start WORKING DATA

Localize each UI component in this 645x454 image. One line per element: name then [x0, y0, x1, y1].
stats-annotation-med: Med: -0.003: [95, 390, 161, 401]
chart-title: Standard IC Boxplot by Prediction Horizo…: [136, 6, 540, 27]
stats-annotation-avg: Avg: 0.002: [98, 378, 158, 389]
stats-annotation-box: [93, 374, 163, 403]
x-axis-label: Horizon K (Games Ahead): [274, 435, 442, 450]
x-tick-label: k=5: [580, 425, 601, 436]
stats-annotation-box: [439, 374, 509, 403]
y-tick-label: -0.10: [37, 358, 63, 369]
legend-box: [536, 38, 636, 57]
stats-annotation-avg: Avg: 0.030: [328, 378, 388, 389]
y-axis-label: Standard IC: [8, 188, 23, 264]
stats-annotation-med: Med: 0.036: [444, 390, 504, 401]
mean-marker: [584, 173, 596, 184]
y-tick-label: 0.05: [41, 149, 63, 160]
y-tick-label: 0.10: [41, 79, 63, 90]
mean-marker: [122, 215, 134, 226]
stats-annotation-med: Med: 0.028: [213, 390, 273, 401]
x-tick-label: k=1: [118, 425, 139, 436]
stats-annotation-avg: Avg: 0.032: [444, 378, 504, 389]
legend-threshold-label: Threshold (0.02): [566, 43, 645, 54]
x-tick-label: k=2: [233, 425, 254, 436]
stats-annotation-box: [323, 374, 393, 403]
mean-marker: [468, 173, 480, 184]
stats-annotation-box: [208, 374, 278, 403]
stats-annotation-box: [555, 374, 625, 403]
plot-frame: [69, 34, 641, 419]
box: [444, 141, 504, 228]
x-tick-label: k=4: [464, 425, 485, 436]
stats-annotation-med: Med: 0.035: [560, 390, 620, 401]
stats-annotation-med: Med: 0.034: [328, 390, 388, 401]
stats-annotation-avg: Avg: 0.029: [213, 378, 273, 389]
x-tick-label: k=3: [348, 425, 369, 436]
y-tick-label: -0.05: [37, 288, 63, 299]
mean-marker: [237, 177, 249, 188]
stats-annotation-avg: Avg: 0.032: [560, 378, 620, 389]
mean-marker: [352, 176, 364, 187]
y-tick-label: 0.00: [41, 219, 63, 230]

end WORKING DATA

• [OBJECTIVE]
Reproduce the material from the start through the line containing "legend-threshold-label: Threshold (0.02): [566, 43, 645, 54]", including both ends.

• [RIGHT ANSWER]
Localize each UI component in this 645x454 image. One line per element: name then [x0, y0, x1, y1].
stats-annotation-med: Med: -0.003: [95, 390, 161, 401]
chart-title: Standard IC Boxplot by Prediction Horizo…: [136, 6, 540, 27]
stats-annotation-avg: Avg: 0.002: [98, 378, 158, 389]
stats-annotation-box: [93, 374, 163, 403]
x-axis-label: Horizon K (Games Ahead): [274, 435, 442, 450]
x-tick-label: k=5: [580, 425, 601, 436]
stats-annotation-box: [439, 374, 509, 403]
y-tick-label: -0.10: [37, 358, 63, 369]
legend-box: [536, 38, 636, 57]
stats-annotation-avg: Avg: 0.030: [328, 378, 388, 389]
y-axis-label: Standard IC: [8, 188, 23, 264]
stats-annotation-med: Med: 0.036: [444, 390, 504, 401]
mean-marker: [584, 173, 596, 184]
y-tick-label: 0.05: [41, 149, 63, 160]
y-tick-label: 0.10: [41, 79, 63, 90]
mean-marker: [122, 215, 134, 226]
stats-annotation-med: Med: 0.028: [213, 390, 273, 401]
x-tick-label: k=1: [118, 425, 139, 436]
stats-annotation-avg: Avg: 0.032: [444, 378, 504, 389]
legend-threshold-label: Threshold (0.02): [566, 43, 645, 54]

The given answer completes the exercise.